- [Exercise input]:
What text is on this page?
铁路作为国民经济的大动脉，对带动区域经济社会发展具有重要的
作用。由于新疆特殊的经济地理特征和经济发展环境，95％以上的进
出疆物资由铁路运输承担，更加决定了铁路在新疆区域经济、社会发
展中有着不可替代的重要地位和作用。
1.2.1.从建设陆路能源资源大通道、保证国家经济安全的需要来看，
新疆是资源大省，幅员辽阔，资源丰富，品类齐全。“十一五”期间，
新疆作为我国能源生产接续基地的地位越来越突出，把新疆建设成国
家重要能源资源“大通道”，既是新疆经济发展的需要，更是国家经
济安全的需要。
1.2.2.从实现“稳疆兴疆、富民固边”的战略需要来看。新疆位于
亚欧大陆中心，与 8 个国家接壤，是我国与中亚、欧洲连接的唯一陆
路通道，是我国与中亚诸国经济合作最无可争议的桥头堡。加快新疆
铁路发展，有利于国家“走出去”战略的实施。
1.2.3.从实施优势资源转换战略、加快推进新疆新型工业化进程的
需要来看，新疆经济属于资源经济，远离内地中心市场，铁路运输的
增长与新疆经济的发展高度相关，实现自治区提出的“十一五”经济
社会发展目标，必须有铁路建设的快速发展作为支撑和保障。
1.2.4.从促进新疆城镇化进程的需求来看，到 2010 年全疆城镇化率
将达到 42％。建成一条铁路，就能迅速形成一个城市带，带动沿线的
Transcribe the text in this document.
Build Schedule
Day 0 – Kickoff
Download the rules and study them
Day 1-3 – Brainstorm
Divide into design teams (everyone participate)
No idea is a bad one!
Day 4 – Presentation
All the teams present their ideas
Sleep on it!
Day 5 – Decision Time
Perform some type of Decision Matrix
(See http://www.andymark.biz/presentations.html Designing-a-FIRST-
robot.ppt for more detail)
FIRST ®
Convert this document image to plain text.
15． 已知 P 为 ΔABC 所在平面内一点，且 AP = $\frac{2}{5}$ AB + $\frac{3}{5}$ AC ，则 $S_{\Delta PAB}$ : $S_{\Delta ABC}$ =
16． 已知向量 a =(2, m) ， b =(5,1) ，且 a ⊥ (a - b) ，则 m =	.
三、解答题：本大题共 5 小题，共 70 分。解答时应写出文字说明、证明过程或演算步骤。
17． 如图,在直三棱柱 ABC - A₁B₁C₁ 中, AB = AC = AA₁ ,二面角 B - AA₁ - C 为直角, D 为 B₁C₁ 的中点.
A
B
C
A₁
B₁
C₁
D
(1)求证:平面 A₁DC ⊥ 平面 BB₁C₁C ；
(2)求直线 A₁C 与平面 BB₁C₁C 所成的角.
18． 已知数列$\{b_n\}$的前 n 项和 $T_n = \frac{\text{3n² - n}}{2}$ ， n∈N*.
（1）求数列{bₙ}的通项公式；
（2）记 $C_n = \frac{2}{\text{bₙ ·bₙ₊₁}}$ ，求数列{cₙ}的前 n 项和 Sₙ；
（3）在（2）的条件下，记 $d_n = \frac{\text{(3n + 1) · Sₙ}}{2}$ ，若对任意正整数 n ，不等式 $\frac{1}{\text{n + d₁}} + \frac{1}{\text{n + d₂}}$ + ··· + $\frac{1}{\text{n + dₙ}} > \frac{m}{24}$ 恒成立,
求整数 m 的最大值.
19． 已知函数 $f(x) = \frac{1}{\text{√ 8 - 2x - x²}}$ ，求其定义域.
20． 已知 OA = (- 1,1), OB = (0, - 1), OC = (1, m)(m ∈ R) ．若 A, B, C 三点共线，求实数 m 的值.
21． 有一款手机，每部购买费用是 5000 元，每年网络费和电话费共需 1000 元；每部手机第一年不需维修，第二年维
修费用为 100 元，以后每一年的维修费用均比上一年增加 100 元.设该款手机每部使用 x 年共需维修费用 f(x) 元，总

- [Exercise brief]:
Your task is to repeat the data exactly; please include every line.

- [Final answer]:
What text is on this page?
铁路作为国民经济的大动脉，对带动区域经济社会发展具有重要的
作用。由于新疆特殊的经济地理特征和经济发展环境，95％以上的进
出疆物资由铁路运输承担，更加决定了铁路在新疆区域经济、社会发
展中有着不可替代的重要地位和作用。
1.2.1.从建设陆路能源资源大通道、保证国家经济安全的需要来看，
新疆是资源大省，幅员辽阔，资源丰富，品类齐全。“十一五”期间，
新疆作为我国能源生产接续基地的地位越来越突出，把新疆建设成国
家重要能源资源“大通道”，既是新疆经济发展的需要，更是国家经
济安全的需要。
1.2.2.从实现“稳疆兴疆、富民固边”的战略需要来看。新疆位于
亚欧大陆中心，与 8 个国家接壤，是我国与中亚、欧洲连接的唯一陆
路通道，是我国与中亚诸国经济合作最无可争议的桥头堡。加快新疆
铁路发展，有利于国家“走出去”战略的实施。
1.2.3.从实施优势资源转换战略、加快推进新疆新型工业化进程的
需要来看，新疆经济属于资源经济，远离内地中心市场，铁路运输的
增长与新疆经济的发展高度相关，实现自治区提出的“十一五”经济
社会发展目标，必须有铁路建设的快速发展作为支撑和保障。
1.2.4.从促进新疆城镇化进程的需求来看，到 2010 年全疆城镇化率
将达到 42％。建成一条铁路，就能迅速形成一个城市带，带动沿线的
Transcribe the text in this document.
Build Schedule
Day 0 – Kickoff
Download the rules and study them
Day 1-3 – Brainstorm
Divide into design teams (everyone participate)
No idea is a bad one!
Day 4 – Presentation
All the teams present their ideas
Sleep on it!
Day 5 – Decision Time
Perform some type of Decision Matrix
(See http://www.andymark.biz/presentations.html Designing-a-FIRST-
robot.ppt for more detail)
FIRST ®
Convert this document image to plain text.
15． 已知 P 为 ΔABC 所在平面内一点，且 AP = $\frac{2}{5}$ AB + $\frac{3}{5}$ AC ，则 $S_{\Delta PAB}$ : $S_{\Delta ABC}$ =
16． 已知向量 a =(2, m) ， b =(5,1) ，且 a ⊥ (a - b) ，则 m =	.
三、解答题：本大题共 5 小题，共 70 分。解答时应写出文字说明、证明过程或演算步骤。
17． 如图,在直三棱柱 ABC - A₁B₁C₁ 中, AB = AC = AA₁ ,二面角 B - AA₁ - C 为直角, D 为 B₁C₁ 的中点.
A
B
C
A₁
B₁
C₁
D
(1)求证:平面 A₁DC ⊥ 平面 BB₁C₁C ；
(2)求直线 A₁C 与平面 BB₁C₁C 所成的角.
18． 已知数列$\{b_n\}$的前 n 项和 $T_n = \frac{\text{3n² - n}}{2}$ ， n∈N*.
（1）求数列{bₙ}的通项公式；
（2）记 $C_n = \frac{2}{\text{bₙ ·bₙ₊₁}}$ ，求数列{cₙ}的前 n 项和 Sₙ；
（3）在（2）的条件下，记 $d_n = \frac{\text{(3n + 1) · Sₙ}}{2}$ ，若对任意正整数 n ，不等式 $\frac{1}{\text{n + d₁}} + \frac{1}{\text{n + d₂}}$ + ··· + $\frac{1}{\text{n + dₙ}} > \frac{m}{24}$ 恒成立,
求整数 m 的最大值.
19． 已知函数 $f(x) = \frac{1}{\text{√ 8 - 2x - x²}}$ ，求其定义域.
20． 已知 OA = (- 1,1), OB = (0, - 1), OC = (1, m)(m ∈ R) ．若 A, B, C 三点共线，求实数 m 的值.
21． 有一款手机，每部购买费用是 5000 元，每年网络费和电话费共需 1000 元；每部手机第一年不需维修，第二年维
修费用为 100 元，以后每一年的维修费用均比上一年增加 100 元.设该款手机每部使用 x 年共需维修费用 f(x) 元，总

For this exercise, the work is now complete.